**Figure record extracts:**
/---

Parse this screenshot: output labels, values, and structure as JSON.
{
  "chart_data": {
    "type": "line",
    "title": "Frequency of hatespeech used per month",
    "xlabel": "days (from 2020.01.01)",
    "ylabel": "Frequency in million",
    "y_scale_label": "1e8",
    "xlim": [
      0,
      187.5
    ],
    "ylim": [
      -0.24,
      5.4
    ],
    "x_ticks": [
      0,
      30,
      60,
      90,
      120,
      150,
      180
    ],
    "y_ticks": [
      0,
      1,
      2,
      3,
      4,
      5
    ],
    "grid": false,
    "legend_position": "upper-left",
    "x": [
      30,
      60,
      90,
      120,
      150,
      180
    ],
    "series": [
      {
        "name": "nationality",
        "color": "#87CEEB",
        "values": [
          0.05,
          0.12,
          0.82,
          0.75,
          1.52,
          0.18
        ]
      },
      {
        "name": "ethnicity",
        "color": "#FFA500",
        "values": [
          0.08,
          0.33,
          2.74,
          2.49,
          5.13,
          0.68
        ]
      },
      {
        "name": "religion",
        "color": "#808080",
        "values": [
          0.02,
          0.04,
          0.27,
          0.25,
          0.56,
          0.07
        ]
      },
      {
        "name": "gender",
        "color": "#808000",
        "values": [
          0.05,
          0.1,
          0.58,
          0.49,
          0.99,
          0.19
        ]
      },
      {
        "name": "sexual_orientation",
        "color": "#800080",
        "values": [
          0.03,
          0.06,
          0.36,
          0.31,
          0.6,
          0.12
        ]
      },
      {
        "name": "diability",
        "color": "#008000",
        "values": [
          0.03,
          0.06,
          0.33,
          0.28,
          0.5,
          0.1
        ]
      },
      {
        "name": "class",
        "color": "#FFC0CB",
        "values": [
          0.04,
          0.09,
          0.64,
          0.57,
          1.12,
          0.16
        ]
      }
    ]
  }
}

\---
/---

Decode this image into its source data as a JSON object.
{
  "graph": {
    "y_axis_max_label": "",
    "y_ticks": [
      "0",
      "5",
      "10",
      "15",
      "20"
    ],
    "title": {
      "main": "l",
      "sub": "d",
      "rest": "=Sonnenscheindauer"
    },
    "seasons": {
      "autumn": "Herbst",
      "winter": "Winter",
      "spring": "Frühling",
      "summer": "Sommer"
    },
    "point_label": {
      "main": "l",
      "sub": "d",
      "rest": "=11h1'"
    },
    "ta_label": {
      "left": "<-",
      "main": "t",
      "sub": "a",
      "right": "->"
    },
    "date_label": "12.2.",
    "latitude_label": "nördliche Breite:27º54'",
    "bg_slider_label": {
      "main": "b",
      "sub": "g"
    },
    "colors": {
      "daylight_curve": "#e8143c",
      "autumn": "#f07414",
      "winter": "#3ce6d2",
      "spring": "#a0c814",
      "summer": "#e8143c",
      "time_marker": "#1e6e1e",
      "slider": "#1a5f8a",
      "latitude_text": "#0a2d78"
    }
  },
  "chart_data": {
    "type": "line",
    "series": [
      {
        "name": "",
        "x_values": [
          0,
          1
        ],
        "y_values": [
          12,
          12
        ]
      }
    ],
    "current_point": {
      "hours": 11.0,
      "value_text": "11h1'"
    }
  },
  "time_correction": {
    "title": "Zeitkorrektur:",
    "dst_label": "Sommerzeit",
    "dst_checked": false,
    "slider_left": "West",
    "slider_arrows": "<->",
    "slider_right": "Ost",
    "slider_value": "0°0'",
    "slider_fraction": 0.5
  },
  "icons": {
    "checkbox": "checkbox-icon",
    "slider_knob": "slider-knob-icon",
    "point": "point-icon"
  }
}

\---

Report how many lines of the data hold the string "Frequency"; give only the number.

2